→ Work to do
Show each line from the listing that includes the word "text".

→ Records provided

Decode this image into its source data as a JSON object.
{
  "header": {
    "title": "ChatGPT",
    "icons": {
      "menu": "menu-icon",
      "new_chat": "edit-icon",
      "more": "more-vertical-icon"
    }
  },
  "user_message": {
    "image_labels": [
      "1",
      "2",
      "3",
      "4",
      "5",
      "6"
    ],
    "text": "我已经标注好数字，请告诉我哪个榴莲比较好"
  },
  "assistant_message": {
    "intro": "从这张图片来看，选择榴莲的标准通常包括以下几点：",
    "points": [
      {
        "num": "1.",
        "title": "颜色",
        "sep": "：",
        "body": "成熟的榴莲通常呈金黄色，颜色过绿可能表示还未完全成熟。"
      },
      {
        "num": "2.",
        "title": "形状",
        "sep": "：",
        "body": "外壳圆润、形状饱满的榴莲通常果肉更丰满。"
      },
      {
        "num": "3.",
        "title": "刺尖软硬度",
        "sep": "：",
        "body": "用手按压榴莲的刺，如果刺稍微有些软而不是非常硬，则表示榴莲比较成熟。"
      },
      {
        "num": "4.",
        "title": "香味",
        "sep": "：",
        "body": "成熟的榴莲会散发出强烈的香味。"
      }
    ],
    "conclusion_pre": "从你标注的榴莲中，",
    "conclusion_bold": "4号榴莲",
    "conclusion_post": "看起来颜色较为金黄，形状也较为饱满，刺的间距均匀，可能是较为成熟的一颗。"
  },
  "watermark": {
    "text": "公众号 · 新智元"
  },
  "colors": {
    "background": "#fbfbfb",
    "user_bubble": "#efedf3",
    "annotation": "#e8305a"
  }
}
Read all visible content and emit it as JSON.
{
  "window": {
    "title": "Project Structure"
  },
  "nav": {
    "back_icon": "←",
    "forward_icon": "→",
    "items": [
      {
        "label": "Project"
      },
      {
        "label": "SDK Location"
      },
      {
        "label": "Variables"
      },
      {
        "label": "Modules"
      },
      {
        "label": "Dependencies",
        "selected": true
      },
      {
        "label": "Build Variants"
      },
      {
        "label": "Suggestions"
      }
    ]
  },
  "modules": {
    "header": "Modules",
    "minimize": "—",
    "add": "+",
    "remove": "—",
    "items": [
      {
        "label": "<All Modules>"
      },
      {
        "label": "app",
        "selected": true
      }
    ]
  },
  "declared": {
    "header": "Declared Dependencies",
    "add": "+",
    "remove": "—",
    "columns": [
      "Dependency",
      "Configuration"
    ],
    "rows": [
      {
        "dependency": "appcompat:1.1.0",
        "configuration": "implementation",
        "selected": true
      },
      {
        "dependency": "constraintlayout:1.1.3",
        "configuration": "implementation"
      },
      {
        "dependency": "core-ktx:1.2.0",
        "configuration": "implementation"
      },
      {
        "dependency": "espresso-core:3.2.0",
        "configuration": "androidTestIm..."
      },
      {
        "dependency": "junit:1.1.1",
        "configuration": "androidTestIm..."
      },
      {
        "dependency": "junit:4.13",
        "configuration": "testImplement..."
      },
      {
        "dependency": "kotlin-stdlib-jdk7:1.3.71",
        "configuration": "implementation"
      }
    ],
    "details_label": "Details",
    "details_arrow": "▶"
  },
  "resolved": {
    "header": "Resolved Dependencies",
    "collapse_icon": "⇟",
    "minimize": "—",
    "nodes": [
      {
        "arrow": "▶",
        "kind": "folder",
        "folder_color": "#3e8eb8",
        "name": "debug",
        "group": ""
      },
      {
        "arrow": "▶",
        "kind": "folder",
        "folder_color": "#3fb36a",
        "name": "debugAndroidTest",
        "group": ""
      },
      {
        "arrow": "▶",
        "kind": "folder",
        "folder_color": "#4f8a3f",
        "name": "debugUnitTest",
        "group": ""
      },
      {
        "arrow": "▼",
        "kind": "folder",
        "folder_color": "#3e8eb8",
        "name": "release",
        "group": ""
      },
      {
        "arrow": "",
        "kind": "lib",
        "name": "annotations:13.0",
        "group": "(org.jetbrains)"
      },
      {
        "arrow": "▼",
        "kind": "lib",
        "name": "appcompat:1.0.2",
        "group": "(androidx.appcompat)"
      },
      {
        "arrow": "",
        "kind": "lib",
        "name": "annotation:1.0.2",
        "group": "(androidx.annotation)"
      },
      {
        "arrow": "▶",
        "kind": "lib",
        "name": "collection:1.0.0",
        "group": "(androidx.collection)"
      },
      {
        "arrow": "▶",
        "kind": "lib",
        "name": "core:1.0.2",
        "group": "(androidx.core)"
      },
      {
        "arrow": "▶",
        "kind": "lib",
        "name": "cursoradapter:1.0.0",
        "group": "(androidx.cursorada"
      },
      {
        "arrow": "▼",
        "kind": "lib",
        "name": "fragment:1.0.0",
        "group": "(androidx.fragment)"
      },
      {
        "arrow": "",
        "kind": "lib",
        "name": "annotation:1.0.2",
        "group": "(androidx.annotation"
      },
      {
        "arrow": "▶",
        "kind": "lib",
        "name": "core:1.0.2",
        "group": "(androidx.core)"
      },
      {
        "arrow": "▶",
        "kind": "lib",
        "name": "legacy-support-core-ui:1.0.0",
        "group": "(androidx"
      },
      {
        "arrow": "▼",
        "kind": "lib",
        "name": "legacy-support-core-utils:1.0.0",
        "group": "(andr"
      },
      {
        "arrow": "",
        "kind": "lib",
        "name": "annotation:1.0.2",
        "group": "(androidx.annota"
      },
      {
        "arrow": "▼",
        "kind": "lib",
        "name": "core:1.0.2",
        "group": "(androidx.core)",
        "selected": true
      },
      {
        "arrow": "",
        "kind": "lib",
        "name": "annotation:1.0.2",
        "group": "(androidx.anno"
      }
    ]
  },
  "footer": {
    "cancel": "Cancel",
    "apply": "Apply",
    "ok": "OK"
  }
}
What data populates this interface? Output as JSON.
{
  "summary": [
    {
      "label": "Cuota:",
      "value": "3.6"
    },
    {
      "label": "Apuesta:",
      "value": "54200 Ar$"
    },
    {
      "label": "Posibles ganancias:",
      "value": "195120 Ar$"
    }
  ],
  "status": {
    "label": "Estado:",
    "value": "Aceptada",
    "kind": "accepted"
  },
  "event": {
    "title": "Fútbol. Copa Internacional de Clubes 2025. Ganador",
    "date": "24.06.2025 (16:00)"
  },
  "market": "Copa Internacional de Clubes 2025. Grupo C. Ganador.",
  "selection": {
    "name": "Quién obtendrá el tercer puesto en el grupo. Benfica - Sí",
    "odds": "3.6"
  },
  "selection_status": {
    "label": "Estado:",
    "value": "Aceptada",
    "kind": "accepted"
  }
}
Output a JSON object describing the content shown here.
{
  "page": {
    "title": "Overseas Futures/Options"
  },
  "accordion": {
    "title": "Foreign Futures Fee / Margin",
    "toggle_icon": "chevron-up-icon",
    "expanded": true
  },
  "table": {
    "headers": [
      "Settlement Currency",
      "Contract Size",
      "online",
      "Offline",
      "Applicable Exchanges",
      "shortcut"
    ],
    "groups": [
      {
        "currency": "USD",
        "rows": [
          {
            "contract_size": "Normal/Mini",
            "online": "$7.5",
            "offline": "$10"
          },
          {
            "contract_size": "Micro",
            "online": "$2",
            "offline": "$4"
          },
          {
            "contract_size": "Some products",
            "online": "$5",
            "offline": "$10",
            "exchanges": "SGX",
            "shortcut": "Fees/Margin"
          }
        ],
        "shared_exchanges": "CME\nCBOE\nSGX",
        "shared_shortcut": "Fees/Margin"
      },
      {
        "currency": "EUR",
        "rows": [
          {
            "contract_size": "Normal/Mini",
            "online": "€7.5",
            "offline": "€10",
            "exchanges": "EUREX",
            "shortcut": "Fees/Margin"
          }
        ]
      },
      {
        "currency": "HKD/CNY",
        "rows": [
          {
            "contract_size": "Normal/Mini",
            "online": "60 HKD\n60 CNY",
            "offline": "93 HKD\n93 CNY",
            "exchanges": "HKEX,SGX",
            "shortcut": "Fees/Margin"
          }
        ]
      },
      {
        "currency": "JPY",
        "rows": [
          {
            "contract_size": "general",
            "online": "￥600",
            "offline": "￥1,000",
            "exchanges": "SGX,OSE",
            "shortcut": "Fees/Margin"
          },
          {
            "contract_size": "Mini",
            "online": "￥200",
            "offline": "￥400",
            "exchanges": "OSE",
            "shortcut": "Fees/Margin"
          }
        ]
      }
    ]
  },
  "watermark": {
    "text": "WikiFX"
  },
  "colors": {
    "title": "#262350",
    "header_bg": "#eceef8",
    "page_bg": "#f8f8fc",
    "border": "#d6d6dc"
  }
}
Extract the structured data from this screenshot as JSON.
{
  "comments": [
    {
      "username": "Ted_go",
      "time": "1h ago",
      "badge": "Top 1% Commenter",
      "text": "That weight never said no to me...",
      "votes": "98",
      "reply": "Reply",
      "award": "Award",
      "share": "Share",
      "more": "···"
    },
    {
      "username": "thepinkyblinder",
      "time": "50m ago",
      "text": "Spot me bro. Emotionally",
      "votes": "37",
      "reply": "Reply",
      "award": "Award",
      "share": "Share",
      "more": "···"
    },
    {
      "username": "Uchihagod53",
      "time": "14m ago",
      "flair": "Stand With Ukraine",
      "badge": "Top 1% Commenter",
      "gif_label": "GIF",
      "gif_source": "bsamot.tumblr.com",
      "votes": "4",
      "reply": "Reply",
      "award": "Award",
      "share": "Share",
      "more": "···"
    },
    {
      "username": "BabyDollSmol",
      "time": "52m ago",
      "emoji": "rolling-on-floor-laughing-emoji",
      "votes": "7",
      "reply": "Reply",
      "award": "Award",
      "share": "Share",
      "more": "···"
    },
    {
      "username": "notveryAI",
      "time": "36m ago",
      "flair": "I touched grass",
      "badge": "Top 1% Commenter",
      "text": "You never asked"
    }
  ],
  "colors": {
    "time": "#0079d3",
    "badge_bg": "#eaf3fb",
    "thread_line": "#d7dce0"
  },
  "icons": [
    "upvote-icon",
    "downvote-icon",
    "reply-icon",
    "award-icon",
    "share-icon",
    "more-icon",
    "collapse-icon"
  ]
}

→ Answer to the exercise
    "text": "我已经标注好数字，请告诉我哪个榴莲比较好"
    "text": "公众号 · 新智元"
    "text": "WikiFX"
      "text": "That weight never said no to me...",
      "text": "Spot me bro. Emotionally",
      "text": "You never asked"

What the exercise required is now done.